(Labeled region entries)
begin

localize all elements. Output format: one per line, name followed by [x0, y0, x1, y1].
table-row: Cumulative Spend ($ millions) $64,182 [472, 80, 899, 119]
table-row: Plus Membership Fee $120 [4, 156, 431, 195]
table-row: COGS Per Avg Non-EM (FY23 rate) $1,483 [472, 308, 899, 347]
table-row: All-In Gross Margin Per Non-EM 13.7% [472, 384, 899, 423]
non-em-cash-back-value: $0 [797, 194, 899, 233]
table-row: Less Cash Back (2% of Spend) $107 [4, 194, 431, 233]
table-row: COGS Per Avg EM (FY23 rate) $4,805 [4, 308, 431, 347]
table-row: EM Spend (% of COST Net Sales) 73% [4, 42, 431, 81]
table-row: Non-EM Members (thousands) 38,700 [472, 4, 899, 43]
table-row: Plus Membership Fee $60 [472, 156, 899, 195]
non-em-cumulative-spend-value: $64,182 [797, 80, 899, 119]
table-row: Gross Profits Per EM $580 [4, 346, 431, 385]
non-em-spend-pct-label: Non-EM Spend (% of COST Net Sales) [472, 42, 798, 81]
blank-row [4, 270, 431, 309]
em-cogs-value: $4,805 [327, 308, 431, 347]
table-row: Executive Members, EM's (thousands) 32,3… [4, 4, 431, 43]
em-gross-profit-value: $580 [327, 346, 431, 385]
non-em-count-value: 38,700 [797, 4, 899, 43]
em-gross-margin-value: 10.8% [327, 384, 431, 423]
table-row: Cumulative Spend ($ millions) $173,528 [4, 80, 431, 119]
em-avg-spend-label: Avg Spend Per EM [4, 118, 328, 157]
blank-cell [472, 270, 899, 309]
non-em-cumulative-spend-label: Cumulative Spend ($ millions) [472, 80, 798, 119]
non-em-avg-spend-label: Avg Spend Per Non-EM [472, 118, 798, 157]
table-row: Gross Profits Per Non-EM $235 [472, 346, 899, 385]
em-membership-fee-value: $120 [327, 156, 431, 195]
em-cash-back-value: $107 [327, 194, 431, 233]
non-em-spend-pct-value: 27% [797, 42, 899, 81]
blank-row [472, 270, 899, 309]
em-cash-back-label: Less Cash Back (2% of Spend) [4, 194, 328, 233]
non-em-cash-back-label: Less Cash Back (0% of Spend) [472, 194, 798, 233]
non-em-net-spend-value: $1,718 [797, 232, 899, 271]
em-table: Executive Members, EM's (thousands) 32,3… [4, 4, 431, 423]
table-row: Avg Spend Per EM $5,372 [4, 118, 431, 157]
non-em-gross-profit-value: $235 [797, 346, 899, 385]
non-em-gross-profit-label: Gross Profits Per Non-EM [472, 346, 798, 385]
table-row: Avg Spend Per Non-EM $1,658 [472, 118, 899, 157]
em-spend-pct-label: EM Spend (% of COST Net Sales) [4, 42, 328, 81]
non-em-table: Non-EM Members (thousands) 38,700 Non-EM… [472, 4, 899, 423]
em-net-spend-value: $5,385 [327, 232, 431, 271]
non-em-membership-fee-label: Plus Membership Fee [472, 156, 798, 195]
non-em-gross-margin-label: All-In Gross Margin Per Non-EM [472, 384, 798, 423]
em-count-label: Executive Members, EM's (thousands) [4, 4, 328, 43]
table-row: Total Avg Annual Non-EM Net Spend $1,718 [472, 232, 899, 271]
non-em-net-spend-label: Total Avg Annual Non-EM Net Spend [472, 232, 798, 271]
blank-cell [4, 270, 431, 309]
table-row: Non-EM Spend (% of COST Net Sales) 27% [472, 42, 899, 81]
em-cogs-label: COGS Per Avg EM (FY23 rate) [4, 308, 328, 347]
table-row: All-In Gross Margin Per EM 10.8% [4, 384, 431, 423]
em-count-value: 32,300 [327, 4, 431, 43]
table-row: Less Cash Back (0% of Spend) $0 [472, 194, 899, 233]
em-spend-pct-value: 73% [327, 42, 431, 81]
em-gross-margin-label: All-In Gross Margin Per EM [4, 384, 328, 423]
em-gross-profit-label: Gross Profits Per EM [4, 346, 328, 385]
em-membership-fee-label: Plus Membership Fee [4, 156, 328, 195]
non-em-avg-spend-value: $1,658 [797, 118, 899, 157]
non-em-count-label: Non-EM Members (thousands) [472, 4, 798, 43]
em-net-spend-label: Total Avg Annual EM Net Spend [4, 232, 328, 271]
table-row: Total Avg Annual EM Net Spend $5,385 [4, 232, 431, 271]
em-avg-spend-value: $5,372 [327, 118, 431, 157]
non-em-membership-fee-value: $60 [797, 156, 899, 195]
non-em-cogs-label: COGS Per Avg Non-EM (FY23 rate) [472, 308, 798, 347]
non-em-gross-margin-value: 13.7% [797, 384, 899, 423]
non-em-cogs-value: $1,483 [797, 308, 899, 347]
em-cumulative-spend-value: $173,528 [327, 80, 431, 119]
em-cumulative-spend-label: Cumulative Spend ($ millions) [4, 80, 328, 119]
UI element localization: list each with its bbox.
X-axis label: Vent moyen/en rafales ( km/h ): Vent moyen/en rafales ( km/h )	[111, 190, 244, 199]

end

WORK INSTRUCTIONS:
Rewrite the material above as a JSON list of strings, with one string per line and blank lines left out.

ANSWER TO THE PROBLEM:
[
  "localize all elements. Output format: one per line, name followed by [x0, y0, x1, y1].",
  "table-row: Cumulative Spend ($ millions) $64,182 [472, 80, 899, 119]",
  "table-row: Plus Membership Fee $120 [4, 156, 431, 195]",
  "table-row: COGS Per Avg Non-EM (FY23 rate) $1,483 [472, 308, 899, 347]",
  "table-row: All-In Gross Margin Per Non-EM 13.7% [472, 384, 899, 423]",
  "non-em-cash-back-value: $0 [797, 194, 899, 233]",
  "table-row: Less Cash Back (2% of Spend) $107 [4, 194, 431, 233]",
  "table-row: COGS Per Avg EM (FY23 rate) $4,805 [4, 308, 431, 347]",
  "table-row: EM Spend (% of COST Net Sales) 73% [4, 42, 431, 81]",
  "table-row: Non-EM Members (thousands) 38,700 [472, 4, 899, 43]",
  "table-row: Plus Membership Fee $60 [472, 156, 899, 195]",
  "non-em-cumulative-spend-value: $64,182 [797, 80, 899, 119]",
  "table-row: Gross Profits Per EM $580 [4, 346, 431, 385]",
  "non-em-spend-pct-label: Non-EM Spend (% of COST Net Sales) [472, 42, 798, 81]",
  "blank-row [4, 270, 431, 309]",
  "em-cogs-value: $4,805 [327, 308, 431, 347]",
  "table-row: Executive Members, EM's (thousands) 32,3… [4, 4, 431, 43]",
  "em-gross-profit-value: $580 [327, 346, 431, 385]",
  "non-em-count-value: 38,700 [797, 4, 899, 43]",
  "em-gross-margin-value: 10.8% [327, 384, 431, 423]",
  "table-row: Cumulative Spend ($ millions) $173,528 [4, 80, 431, 119]",
  "em-avg-spend-label: Avg Spend Per EM [4, 118, 328, 157]",
  "blank-cell [472, 270, 899, 309]",
  "non-em-cumulative-spend-label: Cumulative Spend ($ millions) [472, 80, 798, 119]",
  "non-em-avg-spend-label: Avg Spend Per Non-EM [472, 118, 798, 157]",
  "table-row: Gross Profits Per Non-EM $235 [472, 346, 899, 385]",
  "em-membership-fee-value: $120 [327, 156, 431, 195]",
  "em-cash-back-value: $107 [327, 194, 431, 233]",
  "non-em-spend-pct-value: 27% [797, 42, 899, 81]",
  "blank-row [472, 270, 899, 309]",
  "em-cash-back-label: Less Cash Back (2% of Spend) [4, 194, 328, 233]",
  "non-em-cash-back-label: Less Cash Back (0% of Spend) [472, 194, 798, 233]",
  "non-em-net-spend-value: $1,718 [797, 232, 899, 271]",
  "em-table: Executive Members, EM's (thousands) 32,3… [4, 4, 431, 423]",
  "table-row: Avg Spend Per EM $5,372 [4, 118, 431, 157]",
  "non-em-gross-profit-value: $235 [797, 346, 899, 385]",
  "non-em-gross-profit-label: Gross Profits Per Non-EM [472, 346, 798, 385]",
  "table-row: Avg Spend Per Non-EM $1,658 [472, 118, 899, 157]",
  "em-spend-pct-label: EM Spend (% of COST Net Sales) [4, 42, 328, 81]",
  "non-em-table: Non-EM Members (thousands) 38,700 Non-EM… [472, 4, 899, 423]",
  "em-net-spend-value: $5,385 [327, 232, 431, 271]",
  "non-em-membership-fee-label: Plus Membership Fee [472, 156, 798, 195]",
  "non-em-gross-margin-label: All-In Gross Margin Per Non-EM [472, 384, 798, 423]",
  "em-count-label: Executive Members, EM's (thousands) [4, 4, 328, 43]",
  "table-row: Total Avg Annual Non-EM Net Spend $1,718 [472, 232, 899, 271]",
  "non-em-net-spend-label: Total Avg Annual Non-EM Net Spend [472, 232, 798, 271]",
  "blank-cell [4, 270, 431, 309]",
  "table-row: Non-EM Spend (% of COST Net Sales) 27% [472, 42, 899, 81]",
  "em-cogs-label: COGS Per Avg EM (FY23 rate) [4, 308, 328, 347]",
  "table-row: All-In Gross Margin Per EM 10.8% [4, 384, 431, 423]",
  "em-count-value: 32,300 [327, 4, 431, 43]",
  "table-row: Less Cash Back (0% of Spend) $0 [472, 194, 899, 233]",
  "em-spend-pct-value: 73% [327, 42, 431, 81]",
  "em-gross-margin-label: All-In Gross Margin Per EM [4, 384, 328, 423]",
  "em-gross-profit-label: Gross Profits Per EM [4, 346, 328, 385]",
  "em-membership-fee-label: Plus Membership Fee [4, 156, 328, 195]",
  "non-em-avg-spend-value: $1,658 [797, 118, 899, 157]",
  "non-em-count-label: Non-EM Members (thousands) [472, 4, 798, 43]",
  "em-net-spend-label: Total Avg Annual EM Net Spend [4, 232, 328, 271]",
  "table-row: Total Avg Annual EM Net Spend $5,385 [4, 232, 431, 271]",
  "em-avg-spend-value: $5,372 [327, 118, 431, 157]",
  "non-em-membership-fee-value: $60 [797, 156, 899, 195]",
  "non-em-cogs-label: COGS Per Avg Non-EM (FY23 rate) [472, 308, 798, 347]",
  "non-em-gross-margin-value: 13.7% [797, 384, 899, 423]",
  "non-em-cogs-value: $1,483 [797, 308, 899, 347]",
  "em-cumulative-spend-value: $173,528 [327, 80, 431, 119]",
  "em-cumulative-spend-label: Cumulative Spend ($ millions) [4, 80, 328, 119]",
  "UI element localization: list each with its bbox.",
  "X-axis label: Vent moyen/en rafales ( km/h ): Vent moyen/en rafales ( km/h )\t[111, 190, 244, 199]"
]